EXERCISE DETAILS -
Return the records, each one exactly as written.

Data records
• • • • •

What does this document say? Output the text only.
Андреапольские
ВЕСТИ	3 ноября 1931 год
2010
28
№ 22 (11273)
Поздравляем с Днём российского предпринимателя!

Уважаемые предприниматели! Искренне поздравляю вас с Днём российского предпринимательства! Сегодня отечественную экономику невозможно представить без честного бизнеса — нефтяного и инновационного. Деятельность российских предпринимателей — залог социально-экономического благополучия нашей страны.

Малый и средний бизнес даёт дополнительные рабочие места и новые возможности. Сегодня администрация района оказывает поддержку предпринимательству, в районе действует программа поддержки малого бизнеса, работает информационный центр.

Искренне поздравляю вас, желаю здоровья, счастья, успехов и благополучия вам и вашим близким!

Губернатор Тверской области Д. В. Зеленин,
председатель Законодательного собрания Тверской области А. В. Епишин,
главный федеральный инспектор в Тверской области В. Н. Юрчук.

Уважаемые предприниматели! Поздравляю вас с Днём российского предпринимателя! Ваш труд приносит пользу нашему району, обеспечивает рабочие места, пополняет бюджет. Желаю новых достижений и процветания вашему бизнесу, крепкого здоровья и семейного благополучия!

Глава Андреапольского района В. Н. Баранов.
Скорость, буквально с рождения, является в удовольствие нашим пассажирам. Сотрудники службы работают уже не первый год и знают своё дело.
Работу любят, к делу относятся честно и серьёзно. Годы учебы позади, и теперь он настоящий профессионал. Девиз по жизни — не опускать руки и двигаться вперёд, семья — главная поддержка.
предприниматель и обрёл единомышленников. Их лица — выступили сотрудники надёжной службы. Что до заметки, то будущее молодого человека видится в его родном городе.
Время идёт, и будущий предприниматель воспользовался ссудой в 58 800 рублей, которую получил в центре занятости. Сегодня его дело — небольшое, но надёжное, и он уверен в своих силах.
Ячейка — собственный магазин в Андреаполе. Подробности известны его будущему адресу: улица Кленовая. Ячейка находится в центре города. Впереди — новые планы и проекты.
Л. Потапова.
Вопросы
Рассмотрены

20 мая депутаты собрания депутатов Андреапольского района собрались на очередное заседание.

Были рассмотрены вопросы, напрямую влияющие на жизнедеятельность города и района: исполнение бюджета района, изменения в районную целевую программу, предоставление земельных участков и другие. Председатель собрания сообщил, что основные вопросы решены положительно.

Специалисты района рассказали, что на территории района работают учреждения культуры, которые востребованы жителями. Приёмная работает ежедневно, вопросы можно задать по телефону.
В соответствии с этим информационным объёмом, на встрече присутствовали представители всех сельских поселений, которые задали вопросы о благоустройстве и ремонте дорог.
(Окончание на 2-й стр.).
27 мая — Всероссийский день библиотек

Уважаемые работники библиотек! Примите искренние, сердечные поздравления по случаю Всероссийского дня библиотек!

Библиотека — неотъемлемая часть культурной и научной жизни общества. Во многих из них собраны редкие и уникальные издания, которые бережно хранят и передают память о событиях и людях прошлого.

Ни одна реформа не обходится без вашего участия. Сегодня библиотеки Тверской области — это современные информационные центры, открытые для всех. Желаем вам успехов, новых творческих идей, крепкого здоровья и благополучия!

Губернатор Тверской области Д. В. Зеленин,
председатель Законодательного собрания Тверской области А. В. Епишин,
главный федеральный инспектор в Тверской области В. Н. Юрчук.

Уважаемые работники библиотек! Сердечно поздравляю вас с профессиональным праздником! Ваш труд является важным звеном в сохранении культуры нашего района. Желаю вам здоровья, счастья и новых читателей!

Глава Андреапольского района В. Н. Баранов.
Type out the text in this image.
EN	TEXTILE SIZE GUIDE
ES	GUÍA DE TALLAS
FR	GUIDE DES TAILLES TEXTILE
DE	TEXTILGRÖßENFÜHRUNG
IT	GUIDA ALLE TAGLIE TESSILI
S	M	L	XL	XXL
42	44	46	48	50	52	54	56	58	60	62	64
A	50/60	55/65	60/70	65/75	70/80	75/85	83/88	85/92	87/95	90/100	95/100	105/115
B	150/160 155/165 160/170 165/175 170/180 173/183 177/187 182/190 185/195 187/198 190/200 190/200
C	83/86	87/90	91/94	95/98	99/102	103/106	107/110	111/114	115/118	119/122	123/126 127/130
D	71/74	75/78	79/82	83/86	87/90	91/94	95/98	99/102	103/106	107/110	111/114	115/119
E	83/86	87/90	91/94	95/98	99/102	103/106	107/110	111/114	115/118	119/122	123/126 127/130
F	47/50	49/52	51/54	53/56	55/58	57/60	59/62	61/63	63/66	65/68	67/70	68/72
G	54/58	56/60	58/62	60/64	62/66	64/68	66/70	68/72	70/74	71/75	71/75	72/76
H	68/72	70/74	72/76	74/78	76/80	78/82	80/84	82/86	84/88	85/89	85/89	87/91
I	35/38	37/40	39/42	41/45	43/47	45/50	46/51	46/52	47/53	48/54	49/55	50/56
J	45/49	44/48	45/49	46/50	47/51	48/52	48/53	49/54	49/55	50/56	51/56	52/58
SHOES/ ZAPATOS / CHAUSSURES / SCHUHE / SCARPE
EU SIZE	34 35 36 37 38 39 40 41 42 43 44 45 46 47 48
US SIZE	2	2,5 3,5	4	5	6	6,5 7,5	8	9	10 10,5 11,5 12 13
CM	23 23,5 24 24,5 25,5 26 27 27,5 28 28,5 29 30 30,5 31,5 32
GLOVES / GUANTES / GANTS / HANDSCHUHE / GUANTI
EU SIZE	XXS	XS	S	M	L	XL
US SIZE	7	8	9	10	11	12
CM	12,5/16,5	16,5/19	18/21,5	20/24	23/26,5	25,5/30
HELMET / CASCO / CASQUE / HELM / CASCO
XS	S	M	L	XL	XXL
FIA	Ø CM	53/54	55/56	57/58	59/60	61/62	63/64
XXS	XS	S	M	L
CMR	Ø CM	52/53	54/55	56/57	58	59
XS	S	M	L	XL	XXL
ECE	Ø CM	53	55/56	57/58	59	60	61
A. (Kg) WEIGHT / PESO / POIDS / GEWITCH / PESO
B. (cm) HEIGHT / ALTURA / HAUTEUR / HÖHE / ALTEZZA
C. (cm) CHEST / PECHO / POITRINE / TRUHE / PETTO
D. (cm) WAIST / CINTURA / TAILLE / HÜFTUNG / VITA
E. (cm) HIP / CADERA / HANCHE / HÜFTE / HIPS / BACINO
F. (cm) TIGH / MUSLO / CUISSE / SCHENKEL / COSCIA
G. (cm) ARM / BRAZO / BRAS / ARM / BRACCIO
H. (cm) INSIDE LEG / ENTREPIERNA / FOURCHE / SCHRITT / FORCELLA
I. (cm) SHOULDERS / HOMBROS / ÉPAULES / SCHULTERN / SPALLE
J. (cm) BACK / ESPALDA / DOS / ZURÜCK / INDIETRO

• • • • •

RESULT OF THE TASK -
What does this document say? Output the text only.
Андреапольские
ВЕСТИ	3 ноября 1931 год
2010
28
№ 22 (11273)
Поздравляем с Днём российского предпринимателя!

Уважаемые предприниматели! Искренне поздравляю вас с Днём российского предпринимательства! Сегодня отечественную экономику невозможно представить без честного бизнеса — нефтяного и инновационного. Деятельность российских предпринимателей — залог социально-экономического благополучия нашей страны.

Малый и средний бизнес даёт дополнительные рабочие места и новые возможности. Сегодня администрация района оказывает поддержку предпринимательству, в районе действует программа поддержки малого бизнеса, работает информационный центр.

Искренне поздравляю вас, желаю здоровья, счастья, успехов и благополучия вам и вашим близким!

Губернатор Тверской области Д. В. Зеленин,
председатель Законодательного собрания Тверской области А. В. Епишин,
главный федеральный инспектор в Тверской области В. Н. Юрчук.

Уважаемые предприниматели! Поздравляю вас с Днём российского предпринимателя! Ваш труд приносит пользу нашему району, обеспечивает рабочие места, пополняет бюджет. Желаю новых достижений и процветания вашему бизнесу, крепкого здоровья и семейного благополучия!

Глава Андреапольского района В. Н. Баранов.
Скорость, буквально с рождения, является в удовольствие нашим пассажирам. Сотрудники службы работают уже не первый год и знают своё дело.
Работу любят, к делу относятся честно и серьёзно. Годы учебы позади, и теперь он настоящий профессионал. Девиз по жизни — не опускать руки и двигаться вперёд, семья — главная поддержка.
предприниматель и обрёл единомышленников. Их лица — выступили сотрудники надёжной службы. Что до заметки, то будущее молодого человека видится в его родном городе.
Время идёт, и будущий предприниматель воспользовался ссудой в 58 800 рублей, которую получил в центре занятости. Сегодня его дело — небольшое, но надёжное, и он уверен в своих силах.
Ячейка — собственный магазин в Андреаполе. Подробности известны его будущему адресу: улица Кленовая. Ячейка находится в центре города. Впереди — новые планы и проекты.
Л. Потапова.
Вопросы
Рассмотрены

20 мая депутаты собрания депутатов Андреапольского района собрались на очередное заседание.

Были рассмотрены вопросы, напрямую влияющие на жизнедеятельность города и района: исполнение бюджета района, изменения в районную целевую программу, предоставление земельных участков и другие. Председатель собрания сообщил, что основные вопросы решены положительно.

Специалисты района рассказали, что на территории района работают учреждения культуры, которые востребованы жителями. Приёмная работает ежедневно, вопросы можно задать по телефону.
В соответствии с этим информационным объёмом, на встрече присутствовали представители всех сельских поселений, которые задали вопросы о благоустройстве и ремонте дорог.
(Окончание на 2-й стр.).
27 мая — Всероссийский день библиотек

Уважаемые работники библиотек! Примите искренние, сердечные поздравления по случаю Всероссийского дня библиотек!

Библиотека — неотъемлемая часть культурной и научной жизни общества. Во многих из них собраны редкие и уникальные издания, которые бережно хранят и передают память о событиях и людях прошлого.

Ни одна реформа не обходится без вашего участия. Сегодня библиотеки Тверской области — это современные информационные центры, открытые для всех. Желаем вам успехов, новых творческих идей, крепкого здоровья и благополучия!

Губернатор Тверской области Д. В. Зеленин,
председатель Законодательного собрания Тверской области А. В. Епишин,
главный федеральный инспектор в Тверской области В. Н. Юрчук.

Уважаемые работники библиотек! Сердечно поздравляю вас с профессиональным праздником! Ваш труд является важным звеном в сохранении культуры нашего района. Желаю вам здоровья, счастья и новых читателей!

Глава Андреапольского района В. Н. Баранов.
Type out the text in this image.
EN	TEXTILE SIZE GUIDE
ES	GUÍA DE TALLAS
FR	GUIDE DES TAILLES TEXTILE
DE	TEXTILGRÖßENFÜHRUNG
IT	GUIDA ALLE TAGLIE TESSILI
S	M	L	XL	XXL
42	44	46	48	50	52	54	56	58	60	62	64
A	50/60	55/65	60/70	65/75	70/80	75/85	83/88	85/92	87/95	90/100	95/100	105/115
B	150/160 155/165 160/170 165/175 170/180 173/183 177/187 182/190 185/195 187/198 190/200 190/200
C	83/86	87/90	91/94	95/98	99/102	103/106	107/110	111/114	115/118	119/122	123/126 127/130
D	71/74	75/78	79/82	83/86	87/90	91/94	95/98	99/102	103/106	107/110	111/114	115/119
E	83/86	87/90	91/94	95/98	99/102	103/106	107/110	111/114	115/118	119/122	123/126 127/130
F	47/50	49/52	51/54	53/56	55/58	57/60	59/62	61/63	63/66	65/68	67/70	68/72
G	54/58	56/60	58/62	60/64	62/66	64/68	66/70	68/72	70/74	71/75	71/75	72/76
H	68/72	70/74	72/76	74/78	76/80	78/82	80/84	82/86	84/88	85/89	85/89	87/91
I	35/38	37/40	39/42	41/45	43/47	45/50	46/51	46/52	47/53	48/54	49/55	50/56
J	45/49	44/48	45/49	46/50	47/51	48/52	48/53	49/54	49/55	50/56	51/56	52/58
SHOES/ ZAPATOS / CHAUSSURES / SCHUHE / SCARPE
EU SIZE	34 35 36 37 38 39 40 41 42 43 44 45 46 47 48
US SIZE	2	2,5 3,5	4	5	6	6,5 7,5	8	9	10 10,5 11,5 12 13
CM	23 23,5 24 24,5 25,5 26 27 27,5 28 28,5 29 30 30,5 31,5 32
GLOVES / GUANTES / GANTS / HANDSCHUHE / GUANTI
EU SIZE	XXS	XS	S	M	L	XL
US SIZE	7	8	9	10	11	12
CM	12,5/16,5	16,5/19	18/21,5	20/24	23/26,5	25,5/30
HELMET / CASCO / CASQUE / HELM / CASCO
XS	S	M	L	XL	XXL
FIA	Ø CM	53/54	55/56	57/58	59/60	61/62	63/64
XXS	XS	S	M	L
CMR	Ø CM	52/53	54/55	56/57	58	59
XS	S	M	L	XL	XXL
ECE	Ø CM	53	55/56	57/58	59	60	61
A. (Kg) WEIGHT / PESO / POIDS / GEWITCH / PESO
B. (cm) HEIGHT / ALTURA / HAUTEUR / HÖHE / ALTEZZA
C. (cm) CHEST / PECHO / POITRINE / TRUHE / PETTO
D. (cm) WAIST / CINTURA / TAILLE / HÜFTUNG / VITA
E. (cm) HIP / CADERA / HANCHE / HÜFTE / HIPS / BACINO
F. (cm) TIGH / MUSLO / CUISSE / SCHENKEL / COSCIA
G. (cm) ARM / BRAZO / BRAS / ARM / BRACCIO
H. (cm) INSIDE LEG / ENTREPIERNA / FOURCHE / SCHRITT / FORCELLA
I. (cm) SHOULDERS / HOMBROS / ÉPAULES / SCHULTERN / SPALLE
J. (cm) BACK / ESPALDA / DOS / ZURÜCK / INDIETRO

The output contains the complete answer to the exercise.